*Directions for this task:* Extract each line containing the string "with".

*Data for this task:*
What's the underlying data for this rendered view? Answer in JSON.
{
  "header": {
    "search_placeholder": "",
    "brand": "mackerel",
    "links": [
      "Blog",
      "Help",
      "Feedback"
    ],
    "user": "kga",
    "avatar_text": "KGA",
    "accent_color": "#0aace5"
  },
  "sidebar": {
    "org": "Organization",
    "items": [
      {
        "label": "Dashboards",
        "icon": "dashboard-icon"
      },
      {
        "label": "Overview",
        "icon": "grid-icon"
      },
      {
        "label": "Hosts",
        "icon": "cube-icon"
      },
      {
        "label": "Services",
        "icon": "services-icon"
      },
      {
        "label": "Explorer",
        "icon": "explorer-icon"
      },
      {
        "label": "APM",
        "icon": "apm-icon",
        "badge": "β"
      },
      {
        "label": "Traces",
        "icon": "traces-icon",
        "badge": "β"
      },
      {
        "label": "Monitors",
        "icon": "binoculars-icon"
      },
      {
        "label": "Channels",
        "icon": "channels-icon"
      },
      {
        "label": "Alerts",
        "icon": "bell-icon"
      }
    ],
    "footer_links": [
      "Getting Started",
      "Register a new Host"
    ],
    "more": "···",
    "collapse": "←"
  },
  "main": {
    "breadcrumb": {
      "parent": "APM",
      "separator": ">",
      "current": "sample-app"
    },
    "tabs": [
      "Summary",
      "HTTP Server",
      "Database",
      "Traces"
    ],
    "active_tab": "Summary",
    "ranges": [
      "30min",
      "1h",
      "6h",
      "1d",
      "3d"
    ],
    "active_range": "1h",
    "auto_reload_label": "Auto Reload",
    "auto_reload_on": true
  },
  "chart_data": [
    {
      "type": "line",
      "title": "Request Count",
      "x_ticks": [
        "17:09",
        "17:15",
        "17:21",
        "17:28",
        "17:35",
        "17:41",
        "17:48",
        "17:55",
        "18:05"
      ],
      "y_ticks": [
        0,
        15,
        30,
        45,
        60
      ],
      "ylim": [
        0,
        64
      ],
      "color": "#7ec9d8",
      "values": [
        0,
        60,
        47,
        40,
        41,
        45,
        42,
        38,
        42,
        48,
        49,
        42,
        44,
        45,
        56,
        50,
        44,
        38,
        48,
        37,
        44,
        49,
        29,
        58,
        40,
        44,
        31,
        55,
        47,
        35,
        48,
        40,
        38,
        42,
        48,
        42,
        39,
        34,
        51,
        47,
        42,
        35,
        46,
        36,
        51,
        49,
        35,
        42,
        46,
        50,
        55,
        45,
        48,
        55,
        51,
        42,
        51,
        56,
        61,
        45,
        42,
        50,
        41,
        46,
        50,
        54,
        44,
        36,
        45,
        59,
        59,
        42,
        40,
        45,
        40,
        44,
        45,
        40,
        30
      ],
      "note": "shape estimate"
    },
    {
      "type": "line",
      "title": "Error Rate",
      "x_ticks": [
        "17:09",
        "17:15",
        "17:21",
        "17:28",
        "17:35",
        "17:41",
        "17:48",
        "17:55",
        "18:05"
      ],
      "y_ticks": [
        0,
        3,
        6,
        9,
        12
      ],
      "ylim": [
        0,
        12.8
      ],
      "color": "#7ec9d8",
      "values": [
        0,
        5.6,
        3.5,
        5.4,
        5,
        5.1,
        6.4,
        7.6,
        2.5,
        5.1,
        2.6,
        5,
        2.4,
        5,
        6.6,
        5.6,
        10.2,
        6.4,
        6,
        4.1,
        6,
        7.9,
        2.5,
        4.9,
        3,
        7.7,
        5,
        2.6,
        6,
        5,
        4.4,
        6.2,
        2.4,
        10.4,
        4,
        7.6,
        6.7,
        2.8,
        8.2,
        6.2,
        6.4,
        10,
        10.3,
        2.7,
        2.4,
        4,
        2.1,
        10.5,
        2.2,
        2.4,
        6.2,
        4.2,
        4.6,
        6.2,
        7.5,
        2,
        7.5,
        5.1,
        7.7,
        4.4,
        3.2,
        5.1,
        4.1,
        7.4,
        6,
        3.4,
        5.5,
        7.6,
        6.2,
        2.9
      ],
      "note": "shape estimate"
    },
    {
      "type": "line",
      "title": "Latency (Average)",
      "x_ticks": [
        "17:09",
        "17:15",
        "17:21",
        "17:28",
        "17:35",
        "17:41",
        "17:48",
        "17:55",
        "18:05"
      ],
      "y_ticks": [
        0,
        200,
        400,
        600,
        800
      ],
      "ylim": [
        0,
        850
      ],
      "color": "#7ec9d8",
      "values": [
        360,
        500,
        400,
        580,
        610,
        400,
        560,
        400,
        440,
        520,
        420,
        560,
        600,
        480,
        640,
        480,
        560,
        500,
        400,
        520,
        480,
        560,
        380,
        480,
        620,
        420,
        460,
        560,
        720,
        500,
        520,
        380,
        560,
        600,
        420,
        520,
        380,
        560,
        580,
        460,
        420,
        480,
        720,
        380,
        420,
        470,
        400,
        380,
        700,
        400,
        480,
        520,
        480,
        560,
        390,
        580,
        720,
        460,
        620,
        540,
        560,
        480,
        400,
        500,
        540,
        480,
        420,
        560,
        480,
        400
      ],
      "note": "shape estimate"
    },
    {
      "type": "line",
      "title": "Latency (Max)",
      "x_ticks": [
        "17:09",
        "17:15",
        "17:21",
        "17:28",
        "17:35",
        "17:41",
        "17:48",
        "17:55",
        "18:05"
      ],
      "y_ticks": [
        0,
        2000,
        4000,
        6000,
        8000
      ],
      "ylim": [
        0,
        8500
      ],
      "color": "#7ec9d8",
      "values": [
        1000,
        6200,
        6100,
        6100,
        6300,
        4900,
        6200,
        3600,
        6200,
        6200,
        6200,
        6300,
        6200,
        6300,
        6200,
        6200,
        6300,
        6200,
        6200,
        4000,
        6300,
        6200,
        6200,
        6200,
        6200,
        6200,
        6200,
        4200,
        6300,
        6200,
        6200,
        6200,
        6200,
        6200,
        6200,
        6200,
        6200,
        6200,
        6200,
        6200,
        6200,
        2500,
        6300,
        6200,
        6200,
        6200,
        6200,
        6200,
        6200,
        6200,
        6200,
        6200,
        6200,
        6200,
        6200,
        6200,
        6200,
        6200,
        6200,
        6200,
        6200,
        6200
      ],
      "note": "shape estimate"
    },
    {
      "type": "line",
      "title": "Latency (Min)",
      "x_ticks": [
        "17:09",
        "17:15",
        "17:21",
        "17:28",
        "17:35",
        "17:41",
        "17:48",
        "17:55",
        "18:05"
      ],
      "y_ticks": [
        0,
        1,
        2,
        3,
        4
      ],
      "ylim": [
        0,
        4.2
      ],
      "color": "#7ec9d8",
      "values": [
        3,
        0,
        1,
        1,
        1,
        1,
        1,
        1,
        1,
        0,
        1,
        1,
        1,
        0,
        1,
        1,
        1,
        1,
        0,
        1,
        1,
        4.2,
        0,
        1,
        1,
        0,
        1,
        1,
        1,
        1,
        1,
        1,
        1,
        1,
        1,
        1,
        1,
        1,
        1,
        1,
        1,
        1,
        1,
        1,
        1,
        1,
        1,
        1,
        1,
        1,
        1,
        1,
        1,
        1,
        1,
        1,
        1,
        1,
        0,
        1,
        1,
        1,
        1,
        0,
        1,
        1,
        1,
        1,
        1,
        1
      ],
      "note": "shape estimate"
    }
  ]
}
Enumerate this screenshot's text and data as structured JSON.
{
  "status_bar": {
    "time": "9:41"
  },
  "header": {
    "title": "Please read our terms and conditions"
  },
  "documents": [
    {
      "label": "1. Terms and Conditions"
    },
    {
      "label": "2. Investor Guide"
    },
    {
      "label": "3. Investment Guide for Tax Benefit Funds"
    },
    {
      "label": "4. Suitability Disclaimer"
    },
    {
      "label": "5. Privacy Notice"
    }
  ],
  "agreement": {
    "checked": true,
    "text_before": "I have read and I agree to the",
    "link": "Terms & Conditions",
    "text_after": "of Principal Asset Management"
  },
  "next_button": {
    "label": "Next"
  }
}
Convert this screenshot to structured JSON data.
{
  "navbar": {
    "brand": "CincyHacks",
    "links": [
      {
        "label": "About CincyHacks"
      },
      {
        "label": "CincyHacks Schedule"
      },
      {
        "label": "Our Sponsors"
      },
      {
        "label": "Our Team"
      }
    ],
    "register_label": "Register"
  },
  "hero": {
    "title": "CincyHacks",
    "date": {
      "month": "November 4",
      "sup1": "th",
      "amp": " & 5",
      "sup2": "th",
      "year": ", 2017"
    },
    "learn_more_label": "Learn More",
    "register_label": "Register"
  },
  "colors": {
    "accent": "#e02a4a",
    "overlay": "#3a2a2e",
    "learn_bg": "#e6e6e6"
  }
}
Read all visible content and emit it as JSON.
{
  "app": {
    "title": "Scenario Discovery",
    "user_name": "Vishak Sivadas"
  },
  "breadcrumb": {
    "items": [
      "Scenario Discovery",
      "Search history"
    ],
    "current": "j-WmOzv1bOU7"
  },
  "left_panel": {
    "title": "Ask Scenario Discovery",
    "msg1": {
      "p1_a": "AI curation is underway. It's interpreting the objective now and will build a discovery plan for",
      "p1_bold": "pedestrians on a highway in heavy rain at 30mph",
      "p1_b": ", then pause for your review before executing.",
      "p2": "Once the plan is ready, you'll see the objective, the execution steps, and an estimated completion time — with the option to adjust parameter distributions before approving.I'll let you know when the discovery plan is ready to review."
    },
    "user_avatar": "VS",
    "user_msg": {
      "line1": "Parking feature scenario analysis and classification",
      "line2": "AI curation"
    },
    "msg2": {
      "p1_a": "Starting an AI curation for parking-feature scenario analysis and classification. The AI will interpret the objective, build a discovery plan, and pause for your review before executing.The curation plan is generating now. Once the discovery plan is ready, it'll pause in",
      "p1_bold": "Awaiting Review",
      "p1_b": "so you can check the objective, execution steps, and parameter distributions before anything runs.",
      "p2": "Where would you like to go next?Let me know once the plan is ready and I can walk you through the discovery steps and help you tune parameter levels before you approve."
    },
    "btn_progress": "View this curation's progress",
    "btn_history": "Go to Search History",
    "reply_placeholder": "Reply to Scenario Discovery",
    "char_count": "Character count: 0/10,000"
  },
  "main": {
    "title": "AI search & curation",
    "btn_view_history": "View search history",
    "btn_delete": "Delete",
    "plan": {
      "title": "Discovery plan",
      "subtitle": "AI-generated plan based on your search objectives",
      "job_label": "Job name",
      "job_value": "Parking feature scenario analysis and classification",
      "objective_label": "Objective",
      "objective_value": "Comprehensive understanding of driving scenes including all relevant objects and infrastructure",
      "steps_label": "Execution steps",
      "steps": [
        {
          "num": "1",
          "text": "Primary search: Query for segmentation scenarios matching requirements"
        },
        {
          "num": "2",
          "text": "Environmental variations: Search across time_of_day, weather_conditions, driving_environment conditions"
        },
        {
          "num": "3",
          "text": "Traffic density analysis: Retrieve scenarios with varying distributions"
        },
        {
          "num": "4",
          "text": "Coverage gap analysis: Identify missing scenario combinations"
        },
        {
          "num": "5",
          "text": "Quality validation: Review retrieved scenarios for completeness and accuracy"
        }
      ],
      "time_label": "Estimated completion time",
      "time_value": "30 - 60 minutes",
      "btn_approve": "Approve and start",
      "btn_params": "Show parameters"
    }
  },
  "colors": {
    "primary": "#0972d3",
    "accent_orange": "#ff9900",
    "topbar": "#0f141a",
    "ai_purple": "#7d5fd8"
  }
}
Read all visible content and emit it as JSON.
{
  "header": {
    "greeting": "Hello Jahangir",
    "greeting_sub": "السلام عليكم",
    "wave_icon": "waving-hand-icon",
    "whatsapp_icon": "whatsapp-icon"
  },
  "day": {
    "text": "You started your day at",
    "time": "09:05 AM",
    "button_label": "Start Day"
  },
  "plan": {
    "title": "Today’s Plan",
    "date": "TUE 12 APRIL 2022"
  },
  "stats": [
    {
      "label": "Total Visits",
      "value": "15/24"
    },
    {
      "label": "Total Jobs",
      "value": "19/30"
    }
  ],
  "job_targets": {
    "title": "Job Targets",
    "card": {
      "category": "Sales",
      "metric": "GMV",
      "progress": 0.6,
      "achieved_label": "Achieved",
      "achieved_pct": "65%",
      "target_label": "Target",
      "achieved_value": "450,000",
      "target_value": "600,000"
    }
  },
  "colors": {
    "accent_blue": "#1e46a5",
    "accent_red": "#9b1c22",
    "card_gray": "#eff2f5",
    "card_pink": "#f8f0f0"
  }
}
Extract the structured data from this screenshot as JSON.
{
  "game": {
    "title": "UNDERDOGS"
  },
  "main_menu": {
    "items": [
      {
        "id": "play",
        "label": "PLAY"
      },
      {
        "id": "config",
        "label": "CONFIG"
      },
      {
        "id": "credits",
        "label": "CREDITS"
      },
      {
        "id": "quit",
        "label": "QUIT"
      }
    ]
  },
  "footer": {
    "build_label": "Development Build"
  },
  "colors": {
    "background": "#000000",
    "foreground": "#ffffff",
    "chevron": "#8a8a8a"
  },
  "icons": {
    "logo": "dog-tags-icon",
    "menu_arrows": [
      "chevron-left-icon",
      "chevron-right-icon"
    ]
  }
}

*The output:*
      "p2": "Once the plan is ready, you'll see the objective, the execution steps, and an estimated completion time — with the option to adjust parameter distributions before approving.I'll let you know when the discovery plan is ready to review."
          "text": "Traffic density analysis: Retrieve scenarios with varying distributions"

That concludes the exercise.